Data in this exercise:

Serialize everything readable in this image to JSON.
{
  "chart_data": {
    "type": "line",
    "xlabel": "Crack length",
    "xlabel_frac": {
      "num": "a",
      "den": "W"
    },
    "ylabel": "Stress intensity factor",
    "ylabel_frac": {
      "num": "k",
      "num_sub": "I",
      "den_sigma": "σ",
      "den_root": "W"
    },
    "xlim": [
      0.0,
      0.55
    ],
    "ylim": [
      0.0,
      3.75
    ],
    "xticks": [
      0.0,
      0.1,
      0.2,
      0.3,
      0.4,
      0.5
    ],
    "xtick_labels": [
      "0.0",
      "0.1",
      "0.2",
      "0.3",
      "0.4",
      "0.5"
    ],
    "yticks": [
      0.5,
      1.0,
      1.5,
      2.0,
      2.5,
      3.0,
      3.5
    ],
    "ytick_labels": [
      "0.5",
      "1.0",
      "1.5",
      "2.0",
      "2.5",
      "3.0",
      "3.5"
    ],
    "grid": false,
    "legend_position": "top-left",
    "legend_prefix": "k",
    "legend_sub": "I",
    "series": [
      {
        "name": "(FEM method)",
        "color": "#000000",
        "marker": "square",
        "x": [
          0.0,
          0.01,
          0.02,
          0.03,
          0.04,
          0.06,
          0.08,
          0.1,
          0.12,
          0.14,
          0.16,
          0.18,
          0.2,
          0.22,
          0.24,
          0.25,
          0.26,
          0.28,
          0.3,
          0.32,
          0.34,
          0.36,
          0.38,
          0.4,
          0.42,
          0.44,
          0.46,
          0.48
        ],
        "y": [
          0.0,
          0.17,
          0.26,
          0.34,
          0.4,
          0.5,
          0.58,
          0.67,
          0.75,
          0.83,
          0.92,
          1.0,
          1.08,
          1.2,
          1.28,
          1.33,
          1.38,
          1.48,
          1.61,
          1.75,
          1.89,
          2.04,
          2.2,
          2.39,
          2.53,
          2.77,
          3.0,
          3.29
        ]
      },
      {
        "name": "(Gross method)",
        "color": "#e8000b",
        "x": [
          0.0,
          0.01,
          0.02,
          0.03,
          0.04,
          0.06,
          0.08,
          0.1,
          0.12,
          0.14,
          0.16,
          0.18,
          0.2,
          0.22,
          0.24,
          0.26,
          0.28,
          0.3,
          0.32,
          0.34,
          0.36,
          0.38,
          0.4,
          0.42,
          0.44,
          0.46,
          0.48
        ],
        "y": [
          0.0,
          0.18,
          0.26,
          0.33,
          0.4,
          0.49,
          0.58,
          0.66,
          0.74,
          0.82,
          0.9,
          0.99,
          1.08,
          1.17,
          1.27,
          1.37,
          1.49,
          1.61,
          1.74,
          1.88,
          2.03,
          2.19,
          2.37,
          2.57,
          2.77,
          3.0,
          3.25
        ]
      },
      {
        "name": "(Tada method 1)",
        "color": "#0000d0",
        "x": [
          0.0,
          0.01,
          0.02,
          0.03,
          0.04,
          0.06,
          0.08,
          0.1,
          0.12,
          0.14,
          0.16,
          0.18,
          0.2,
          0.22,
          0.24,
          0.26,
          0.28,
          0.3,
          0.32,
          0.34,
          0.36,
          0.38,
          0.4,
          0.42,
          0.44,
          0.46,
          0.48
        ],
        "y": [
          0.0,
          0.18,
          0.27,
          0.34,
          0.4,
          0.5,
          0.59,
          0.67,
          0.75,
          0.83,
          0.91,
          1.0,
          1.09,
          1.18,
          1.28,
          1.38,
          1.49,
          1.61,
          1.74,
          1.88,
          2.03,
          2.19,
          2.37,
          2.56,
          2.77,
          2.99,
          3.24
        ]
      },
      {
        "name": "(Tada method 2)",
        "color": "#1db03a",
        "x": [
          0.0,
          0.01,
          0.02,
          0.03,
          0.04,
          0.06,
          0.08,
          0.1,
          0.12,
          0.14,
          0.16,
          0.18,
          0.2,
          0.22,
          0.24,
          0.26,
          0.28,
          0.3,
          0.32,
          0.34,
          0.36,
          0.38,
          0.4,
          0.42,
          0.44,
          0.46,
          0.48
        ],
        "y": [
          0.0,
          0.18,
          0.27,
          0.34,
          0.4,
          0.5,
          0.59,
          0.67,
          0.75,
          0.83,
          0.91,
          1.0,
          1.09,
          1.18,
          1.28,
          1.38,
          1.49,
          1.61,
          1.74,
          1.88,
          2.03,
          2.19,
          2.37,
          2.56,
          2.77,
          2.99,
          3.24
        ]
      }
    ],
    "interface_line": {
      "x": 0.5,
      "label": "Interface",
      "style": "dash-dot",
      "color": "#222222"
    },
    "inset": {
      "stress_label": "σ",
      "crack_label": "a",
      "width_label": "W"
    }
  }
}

Directions:
Each record must be repeated exactly as it is.

Response to the task:
Serialize everything readable in this image to JSON.
{
  "chart_data": {
    "type": "line",
    "xlabel": "Crack length",
    "xlabel_frac": {
      "num": "a",
      "den": "W"
    },
    "ylabel": "Stress intensity factor",
    "ylabel_frac": {
      "num": "k",
      "num_sub": "I",
      "den_sigma": "σ",
      "den_root": "W"
    },
    "xlim": [
      0.0,
      0.55
    ],
    "ylim": [
      0.0,
      3.75
    ],
    "xticks": [
      0.0,
      0.1,
      0.2,
      0.3,
      0.4,
      0.5
    ],
    "xtick_labels": [
      "0.0",
      "0.1",
      "0.2",
      "0.3",
      "0.4",
      "0.5"
    ],
    "yticks": [
      0.5,
      1.0,
      1.5,
      2.0,
      2.5,
      3.0,
      3.5
    ],
    "ytick_labels": [
      "0.5",
      "1.0",
      "1.5",
      "2.0",
      "2.5",
      "3.0",
      "3.5"
    ],
    "grid": false,
    "legend_position": "top-left",
    "legend_prefix": "k",
    "legend_sub": "I",
    "series": [
      {
        "name": "(FEM method)",
        "color": "#000000",
        "marker": "square",
        "x": [
          0.0,
          0.01,
          0.02,
          0.03,
          0.04,
          0.06,
          0.08,
          0.1,
          0.12,
          0.14,
          0.16,
          0.18,
          0.2,
          0.22,
          0.24,
          0.25,
          0.26,
          0.28,
          0.3,
          0.32,
          0.34,
          0.36,
          0.38,
          0.4,
          0.42,
          0.44,
          0.46,
          0.48
        ],
        "y": [
          0.0,
          0.17,
          0.26,
          0.34,
          0.4,
          0.5,
          0.58,
          0.67,
          0.75,
          0.83,
          0.92,
          1.0,
          1.08,
          1.2,
          1.28,
          1.33,
          1.38,
          1.48,
          1.61,
          1.75,
          1.89,
          2.04,
          2.2,
          2.39,
          2.53,
          2.77,
          3.0,
          3.29
        ]
      },
      {
        "name": "(Gross method)",
        "color": "#e8000b",
        "x": [
          0.0,
          0.01,
          0.02,
          0.03,
          0.04,
          0.06,
          0.08,
          0.1,
          0.12,
          0.14,
          0.16,
          0.18,
          0.2,
          0.22,
          0.24,
          0.26,
          0.28,
          0.3,
          0.32,
          0.34,
          0.36,
          0.38,
          0.4,
          0.42,
          0.44,
          0.46,
          0.48
        ],
        "y": [
          0.0,
          0.18,
          0.26,
          0.33,
          0.4,
          0.49,
          0.58,
          0.66,
          0.74,
          0.82,
          0.9,
          0.99,
          1.08,
          1.17,
          1.27,
          1.37,
          1.49,
          1.61,
          1.74,
          1.88,
          2.03,
          2.19,
          2.37,
          2.57,
          2.77,
          3.0,
          3.25
        ]
      },
      {
        "name": "(Tada method 1)",
        "color": "#0000d0",
        "x": [
          0.0,
          0.01,
          0.02,
          0.03,
          0.04,
          0.06,
          0.08,
          0.1,
          0.12,
          0.14,
          0.16,
          0.18,
          0.2,
          0.22,
          0.24,
          0.26,
          0.28,
          0.3,
          0.32,
          0.34,
          0.36,
          0.38,
          0.4,
          0.42,
          0.44,
          0.46,
          0.48
        ],
        "y": [
          0.0,
          0.18,
          0.27,
          0.34,
          0.4,
          0.5,
          0.59,
          0.67,
          0.75,
          0.83,
          0.91,
          1.0,
          1.09,
          1.18,
          1.28,
          1.38,
          1.49,
          1.61,
          1.74,
          1.88,
          2.03,
          2.19,
          2.37,
          2.56,
          2.77,
          2.99,
          3.24
        ]
      },
      {
        "name": "(Tada method 2)",
        "color": "#1db03a",
        "x": [
          0.0,
          0.01,
          0.02,
          0.03,
          0.04,
          0.06,
          0.08,
          0.1,
          0.12,
          0.14,
          0.16,
          0.18,
          0.2,
          0.22,
          0.24,
          0.26,
          0.28,
          0.3,
          0.32,
          0.34,
          0.36,
          0.38,
          0.4,
          0.42,
          0.44,
          0.46,
          0.48
        ],
        "y": [
          0.0,
          0.18,
          0.27,
          0.34,
          0.4,
          0.5,
          0.59,
          0.67,
          0.75,
          0.83,
          0.91,
          1.0,
          1.09,
          1.18,
          1.28,
          1.38,
          1.49,
          1.61,
          1.74,
          1.88,
          2.03,
          2.19,
          2.37,
          2.56,
          2.77,
          2.99,
          3.24
        ]
      }
    ],
    "interface_line": {
      "x": 0.5,
      "label": "Interface",
      "style": "dash-dot",
      "color": "#222222"
    },
    "inset": {
      "stress_label": "σ",
      "crack_label": "a",
      "width_label": "W"
    }
  }
}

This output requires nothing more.